# TASK TO COMPLETE
Extract from the listing each line in which the word "page" appears.

# GIVEN RECORDS
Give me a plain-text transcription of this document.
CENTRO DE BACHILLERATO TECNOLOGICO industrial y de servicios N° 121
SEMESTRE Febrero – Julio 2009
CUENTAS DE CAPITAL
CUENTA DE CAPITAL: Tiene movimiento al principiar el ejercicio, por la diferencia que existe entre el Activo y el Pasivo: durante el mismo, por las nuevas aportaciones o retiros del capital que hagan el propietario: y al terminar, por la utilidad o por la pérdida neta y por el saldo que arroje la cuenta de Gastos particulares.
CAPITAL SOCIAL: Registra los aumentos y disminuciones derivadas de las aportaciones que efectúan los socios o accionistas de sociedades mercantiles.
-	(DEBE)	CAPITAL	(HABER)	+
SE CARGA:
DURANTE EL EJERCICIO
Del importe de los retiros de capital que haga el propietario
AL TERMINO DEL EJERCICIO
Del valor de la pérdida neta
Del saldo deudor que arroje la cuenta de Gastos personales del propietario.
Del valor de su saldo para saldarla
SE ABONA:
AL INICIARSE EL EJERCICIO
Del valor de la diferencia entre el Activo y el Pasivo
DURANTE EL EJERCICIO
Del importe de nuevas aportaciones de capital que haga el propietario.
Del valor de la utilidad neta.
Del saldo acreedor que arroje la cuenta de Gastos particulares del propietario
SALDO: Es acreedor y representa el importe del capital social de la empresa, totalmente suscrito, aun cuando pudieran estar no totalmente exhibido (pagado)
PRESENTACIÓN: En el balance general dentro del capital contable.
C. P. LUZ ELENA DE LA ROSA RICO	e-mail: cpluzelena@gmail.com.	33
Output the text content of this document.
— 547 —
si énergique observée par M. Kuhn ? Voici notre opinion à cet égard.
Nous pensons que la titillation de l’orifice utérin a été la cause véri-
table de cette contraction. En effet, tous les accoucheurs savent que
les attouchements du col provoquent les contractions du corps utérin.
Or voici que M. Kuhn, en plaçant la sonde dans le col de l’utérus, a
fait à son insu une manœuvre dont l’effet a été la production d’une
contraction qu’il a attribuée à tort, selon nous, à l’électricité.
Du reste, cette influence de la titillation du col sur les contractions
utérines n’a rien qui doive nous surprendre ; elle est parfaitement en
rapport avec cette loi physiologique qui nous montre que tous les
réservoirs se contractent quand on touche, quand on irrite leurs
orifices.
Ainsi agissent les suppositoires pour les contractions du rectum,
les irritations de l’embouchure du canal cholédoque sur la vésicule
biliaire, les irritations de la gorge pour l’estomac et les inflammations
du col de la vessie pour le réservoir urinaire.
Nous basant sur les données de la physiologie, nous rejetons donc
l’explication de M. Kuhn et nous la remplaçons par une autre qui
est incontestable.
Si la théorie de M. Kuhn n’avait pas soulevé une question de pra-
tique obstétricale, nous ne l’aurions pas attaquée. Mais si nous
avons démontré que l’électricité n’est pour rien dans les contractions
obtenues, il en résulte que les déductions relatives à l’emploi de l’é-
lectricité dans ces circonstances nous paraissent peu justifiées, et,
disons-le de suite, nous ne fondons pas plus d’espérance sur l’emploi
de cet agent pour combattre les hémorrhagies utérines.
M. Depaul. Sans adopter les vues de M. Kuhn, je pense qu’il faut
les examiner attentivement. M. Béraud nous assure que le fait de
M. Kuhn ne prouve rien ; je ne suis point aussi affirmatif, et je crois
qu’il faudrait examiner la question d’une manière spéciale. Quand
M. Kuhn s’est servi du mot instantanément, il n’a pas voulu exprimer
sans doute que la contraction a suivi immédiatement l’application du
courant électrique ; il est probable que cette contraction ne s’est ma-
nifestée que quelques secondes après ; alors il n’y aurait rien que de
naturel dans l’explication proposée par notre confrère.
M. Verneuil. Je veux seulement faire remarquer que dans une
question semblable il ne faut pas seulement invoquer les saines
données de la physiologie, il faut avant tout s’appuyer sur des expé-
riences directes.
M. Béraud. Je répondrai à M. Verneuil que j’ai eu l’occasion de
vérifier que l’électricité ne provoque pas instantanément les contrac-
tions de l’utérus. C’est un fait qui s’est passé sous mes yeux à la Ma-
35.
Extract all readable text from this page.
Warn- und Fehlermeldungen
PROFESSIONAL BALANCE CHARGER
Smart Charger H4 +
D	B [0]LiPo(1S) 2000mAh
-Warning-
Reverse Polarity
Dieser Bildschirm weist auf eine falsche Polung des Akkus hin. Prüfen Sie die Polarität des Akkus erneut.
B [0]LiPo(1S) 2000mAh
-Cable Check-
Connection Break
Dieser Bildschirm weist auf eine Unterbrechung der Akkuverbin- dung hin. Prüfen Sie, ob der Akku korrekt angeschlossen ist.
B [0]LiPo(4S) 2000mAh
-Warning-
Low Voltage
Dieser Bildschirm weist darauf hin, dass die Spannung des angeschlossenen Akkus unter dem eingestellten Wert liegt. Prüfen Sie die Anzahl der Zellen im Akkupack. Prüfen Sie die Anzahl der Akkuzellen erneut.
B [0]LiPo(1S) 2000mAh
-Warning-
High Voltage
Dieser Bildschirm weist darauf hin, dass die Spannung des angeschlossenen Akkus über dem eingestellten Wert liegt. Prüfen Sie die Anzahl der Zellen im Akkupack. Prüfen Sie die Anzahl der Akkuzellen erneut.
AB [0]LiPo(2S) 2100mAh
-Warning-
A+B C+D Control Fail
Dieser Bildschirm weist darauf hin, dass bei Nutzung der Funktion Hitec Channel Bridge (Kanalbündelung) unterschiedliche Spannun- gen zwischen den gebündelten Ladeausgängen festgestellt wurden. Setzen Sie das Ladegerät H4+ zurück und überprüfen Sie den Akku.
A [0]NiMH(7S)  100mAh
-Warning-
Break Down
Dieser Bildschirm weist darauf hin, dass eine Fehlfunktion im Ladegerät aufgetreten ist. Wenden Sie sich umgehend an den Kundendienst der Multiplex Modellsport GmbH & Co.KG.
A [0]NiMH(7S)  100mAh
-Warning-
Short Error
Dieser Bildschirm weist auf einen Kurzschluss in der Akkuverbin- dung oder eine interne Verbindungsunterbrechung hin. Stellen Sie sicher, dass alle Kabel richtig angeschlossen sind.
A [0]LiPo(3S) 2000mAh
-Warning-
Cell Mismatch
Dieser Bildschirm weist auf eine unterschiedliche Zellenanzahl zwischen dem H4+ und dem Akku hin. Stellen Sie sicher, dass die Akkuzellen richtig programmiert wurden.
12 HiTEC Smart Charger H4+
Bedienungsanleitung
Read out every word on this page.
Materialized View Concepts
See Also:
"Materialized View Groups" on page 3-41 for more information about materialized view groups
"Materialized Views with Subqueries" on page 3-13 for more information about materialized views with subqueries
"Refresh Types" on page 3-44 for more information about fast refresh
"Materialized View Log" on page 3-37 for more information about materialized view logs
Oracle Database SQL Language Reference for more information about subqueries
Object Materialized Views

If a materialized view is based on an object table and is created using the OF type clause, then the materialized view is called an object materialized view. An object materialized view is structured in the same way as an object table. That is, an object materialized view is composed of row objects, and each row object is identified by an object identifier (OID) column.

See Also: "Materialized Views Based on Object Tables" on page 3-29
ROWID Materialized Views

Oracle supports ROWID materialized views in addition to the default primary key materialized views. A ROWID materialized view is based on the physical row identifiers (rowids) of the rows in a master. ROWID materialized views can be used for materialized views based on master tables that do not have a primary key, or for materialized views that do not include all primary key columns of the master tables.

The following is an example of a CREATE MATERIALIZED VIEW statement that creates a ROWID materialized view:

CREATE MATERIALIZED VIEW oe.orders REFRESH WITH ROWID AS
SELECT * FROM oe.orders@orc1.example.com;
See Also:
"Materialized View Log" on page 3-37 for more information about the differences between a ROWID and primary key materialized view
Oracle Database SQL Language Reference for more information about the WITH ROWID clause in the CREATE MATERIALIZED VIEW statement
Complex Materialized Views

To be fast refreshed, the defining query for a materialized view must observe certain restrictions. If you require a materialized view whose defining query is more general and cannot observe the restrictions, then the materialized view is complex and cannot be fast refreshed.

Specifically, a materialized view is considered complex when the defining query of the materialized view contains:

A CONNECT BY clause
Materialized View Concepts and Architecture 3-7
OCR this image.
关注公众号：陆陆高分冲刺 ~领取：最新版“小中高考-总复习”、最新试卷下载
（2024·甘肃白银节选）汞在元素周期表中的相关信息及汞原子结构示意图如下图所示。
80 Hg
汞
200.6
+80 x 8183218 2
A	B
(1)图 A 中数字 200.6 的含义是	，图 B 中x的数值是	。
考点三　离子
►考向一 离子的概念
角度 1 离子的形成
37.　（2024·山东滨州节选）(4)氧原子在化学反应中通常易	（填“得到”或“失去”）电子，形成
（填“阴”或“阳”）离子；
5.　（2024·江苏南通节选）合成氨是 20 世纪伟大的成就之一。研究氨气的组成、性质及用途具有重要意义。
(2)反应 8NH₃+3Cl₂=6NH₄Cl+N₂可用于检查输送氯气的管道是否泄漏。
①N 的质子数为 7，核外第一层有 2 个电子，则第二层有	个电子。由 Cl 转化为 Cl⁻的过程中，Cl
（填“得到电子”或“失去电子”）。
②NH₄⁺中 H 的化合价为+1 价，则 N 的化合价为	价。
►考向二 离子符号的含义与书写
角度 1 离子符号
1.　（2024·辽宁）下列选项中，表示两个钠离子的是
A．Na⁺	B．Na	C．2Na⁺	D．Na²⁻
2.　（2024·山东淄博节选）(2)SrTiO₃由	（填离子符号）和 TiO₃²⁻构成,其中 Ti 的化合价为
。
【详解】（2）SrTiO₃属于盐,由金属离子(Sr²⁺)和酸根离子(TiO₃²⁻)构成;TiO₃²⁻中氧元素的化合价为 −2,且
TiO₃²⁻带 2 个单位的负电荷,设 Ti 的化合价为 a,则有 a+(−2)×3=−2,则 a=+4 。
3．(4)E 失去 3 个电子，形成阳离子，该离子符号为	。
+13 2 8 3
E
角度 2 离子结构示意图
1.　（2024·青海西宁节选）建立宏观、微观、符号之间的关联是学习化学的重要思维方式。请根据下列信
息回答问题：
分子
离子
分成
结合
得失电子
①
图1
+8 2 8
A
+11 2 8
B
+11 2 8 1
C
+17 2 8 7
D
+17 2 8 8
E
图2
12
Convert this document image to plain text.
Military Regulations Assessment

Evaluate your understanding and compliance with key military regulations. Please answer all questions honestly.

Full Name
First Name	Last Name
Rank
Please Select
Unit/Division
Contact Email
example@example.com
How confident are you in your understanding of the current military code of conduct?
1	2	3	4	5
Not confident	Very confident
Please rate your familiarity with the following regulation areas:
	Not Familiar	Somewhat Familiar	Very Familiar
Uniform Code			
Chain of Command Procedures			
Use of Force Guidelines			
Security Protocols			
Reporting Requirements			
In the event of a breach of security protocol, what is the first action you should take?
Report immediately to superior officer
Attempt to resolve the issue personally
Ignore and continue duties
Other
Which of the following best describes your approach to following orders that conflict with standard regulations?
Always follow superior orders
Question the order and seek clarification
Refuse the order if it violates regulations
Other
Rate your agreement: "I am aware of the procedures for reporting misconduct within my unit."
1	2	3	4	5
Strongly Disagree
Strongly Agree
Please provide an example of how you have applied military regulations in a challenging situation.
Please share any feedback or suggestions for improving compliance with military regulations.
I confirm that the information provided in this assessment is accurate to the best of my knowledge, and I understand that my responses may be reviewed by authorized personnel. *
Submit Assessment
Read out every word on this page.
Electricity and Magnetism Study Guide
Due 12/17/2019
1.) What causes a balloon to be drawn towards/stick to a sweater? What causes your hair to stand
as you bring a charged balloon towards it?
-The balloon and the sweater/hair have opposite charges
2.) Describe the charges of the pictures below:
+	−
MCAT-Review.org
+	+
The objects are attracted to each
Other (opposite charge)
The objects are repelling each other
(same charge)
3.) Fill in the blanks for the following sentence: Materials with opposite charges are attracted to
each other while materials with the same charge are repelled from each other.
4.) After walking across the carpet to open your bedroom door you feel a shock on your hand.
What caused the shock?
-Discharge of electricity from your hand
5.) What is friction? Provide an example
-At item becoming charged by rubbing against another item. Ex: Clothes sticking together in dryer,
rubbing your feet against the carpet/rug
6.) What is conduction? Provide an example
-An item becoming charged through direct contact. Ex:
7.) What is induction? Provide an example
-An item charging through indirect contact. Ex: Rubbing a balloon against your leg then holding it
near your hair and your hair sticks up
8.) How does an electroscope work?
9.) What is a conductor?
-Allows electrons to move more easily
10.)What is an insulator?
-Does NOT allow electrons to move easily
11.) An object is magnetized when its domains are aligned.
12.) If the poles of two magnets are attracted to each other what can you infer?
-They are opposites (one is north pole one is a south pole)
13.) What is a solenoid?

# EXERCISE OUTPUT
Extract all readable text from this page.
Read out every word on this page.
"Materialized View Groups" on page 3-41 for more information about materialized view groups
"Materialized Views with Subqueries" on page 3-13 for more information about materialized views with subqueries
"Refresh Types" on page 3-44 for more information about fast refresh
"Materialized View Log" on page 3-37 for more information about materialized view logs
See Also: "Materialized Views Based on Object Tables" on page 3-29
"Materialized View Log" on page 3-37 for more information about the differences between a ROWID and primary key materialized view
Read out every word on this page.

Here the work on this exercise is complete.